TASK STATEMENT:
Locate the word "values" in the entries below, then gather every line that holds it.

RECORDS FOR THIS TASK:
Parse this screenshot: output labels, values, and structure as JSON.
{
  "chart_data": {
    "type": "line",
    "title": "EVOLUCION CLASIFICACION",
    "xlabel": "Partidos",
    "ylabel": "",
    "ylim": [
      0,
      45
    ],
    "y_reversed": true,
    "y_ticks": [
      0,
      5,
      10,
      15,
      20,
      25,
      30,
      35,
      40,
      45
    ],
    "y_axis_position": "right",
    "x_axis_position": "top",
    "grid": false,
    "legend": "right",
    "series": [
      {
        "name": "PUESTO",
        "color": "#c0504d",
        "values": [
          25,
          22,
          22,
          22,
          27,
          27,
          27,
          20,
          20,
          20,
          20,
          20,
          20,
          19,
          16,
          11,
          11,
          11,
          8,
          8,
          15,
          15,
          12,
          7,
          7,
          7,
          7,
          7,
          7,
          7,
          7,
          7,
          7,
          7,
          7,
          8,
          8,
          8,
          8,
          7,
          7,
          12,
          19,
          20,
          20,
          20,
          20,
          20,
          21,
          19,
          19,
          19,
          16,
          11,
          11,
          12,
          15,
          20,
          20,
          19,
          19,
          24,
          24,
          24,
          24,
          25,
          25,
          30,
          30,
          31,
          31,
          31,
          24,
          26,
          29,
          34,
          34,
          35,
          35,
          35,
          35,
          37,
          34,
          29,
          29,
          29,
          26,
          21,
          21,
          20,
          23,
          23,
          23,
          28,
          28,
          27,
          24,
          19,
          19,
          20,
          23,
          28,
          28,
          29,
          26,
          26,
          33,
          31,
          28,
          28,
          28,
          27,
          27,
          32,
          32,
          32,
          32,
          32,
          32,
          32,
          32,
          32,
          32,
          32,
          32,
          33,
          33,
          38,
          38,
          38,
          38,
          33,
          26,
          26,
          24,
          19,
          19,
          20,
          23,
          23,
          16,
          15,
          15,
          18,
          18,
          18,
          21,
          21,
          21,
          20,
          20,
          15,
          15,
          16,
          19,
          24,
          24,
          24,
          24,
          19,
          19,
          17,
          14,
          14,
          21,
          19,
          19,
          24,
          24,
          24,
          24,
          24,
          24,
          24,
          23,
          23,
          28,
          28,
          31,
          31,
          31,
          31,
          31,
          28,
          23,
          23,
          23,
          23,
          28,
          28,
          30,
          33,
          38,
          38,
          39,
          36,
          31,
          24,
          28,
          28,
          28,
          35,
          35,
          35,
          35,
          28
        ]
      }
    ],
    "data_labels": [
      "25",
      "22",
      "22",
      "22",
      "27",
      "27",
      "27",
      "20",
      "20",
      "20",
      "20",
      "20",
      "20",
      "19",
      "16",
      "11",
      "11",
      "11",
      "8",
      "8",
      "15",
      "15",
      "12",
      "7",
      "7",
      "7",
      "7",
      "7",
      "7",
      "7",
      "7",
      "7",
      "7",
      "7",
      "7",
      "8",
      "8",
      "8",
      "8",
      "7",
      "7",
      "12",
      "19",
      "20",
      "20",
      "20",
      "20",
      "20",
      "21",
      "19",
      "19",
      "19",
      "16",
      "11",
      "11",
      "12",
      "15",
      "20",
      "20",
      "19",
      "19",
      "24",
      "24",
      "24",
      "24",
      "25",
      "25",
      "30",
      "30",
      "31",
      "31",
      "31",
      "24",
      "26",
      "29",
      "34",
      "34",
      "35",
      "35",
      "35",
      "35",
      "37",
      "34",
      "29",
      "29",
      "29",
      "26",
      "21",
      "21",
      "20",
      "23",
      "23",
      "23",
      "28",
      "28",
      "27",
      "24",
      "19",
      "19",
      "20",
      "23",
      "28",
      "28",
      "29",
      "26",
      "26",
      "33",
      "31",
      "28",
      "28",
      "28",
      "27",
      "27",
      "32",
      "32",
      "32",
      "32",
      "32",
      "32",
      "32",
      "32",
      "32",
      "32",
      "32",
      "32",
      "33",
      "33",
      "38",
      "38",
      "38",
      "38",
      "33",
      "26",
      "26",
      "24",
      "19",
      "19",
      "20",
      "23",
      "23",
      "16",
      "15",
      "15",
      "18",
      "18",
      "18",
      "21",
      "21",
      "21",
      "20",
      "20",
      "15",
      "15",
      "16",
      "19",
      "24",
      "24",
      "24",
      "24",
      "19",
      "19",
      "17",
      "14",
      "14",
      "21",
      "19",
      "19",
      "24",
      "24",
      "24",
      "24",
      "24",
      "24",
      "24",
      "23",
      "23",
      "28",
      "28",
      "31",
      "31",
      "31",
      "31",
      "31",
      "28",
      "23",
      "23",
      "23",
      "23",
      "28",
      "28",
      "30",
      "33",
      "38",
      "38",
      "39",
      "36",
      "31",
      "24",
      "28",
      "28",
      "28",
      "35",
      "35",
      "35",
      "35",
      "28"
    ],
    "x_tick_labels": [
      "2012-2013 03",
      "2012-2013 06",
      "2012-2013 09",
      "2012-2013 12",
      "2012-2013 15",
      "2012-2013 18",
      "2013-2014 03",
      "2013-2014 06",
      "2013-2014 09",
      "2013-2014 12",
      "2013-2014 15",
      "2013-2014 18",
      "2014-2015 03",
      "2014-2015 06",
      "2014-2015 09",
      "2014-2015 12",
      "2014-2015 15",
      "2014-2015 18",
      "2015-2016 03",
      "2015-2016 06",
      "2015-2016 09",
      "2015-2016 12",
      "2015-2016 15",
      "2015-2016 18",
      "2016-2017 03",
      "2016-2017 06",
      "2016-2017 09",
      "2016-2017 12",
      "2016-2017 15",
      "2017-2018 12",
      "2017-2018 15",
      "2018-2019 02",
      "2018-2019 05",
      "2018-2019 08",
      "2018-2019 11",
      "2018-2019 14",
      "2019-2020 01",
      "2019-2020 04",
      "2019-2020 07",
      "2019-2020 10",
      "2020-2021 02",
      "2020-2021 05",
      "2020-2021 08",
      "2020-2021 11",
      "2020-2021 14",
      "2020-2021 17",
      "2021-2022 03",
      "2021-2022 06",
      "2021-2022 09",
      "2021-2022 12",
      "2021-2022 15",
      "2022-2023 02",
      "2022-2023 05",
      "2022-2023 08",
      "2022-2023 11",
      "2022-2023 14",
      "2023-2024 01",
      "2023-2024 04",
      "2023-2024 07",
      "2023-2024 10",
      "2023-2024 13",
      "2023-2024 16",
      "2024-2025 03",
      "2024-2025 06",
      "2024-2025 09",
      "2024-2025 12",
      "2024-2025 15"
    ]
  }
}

COMPLETED TASK:
Parse this screenshot: output labels, values, and structure as JSON.
        "values": [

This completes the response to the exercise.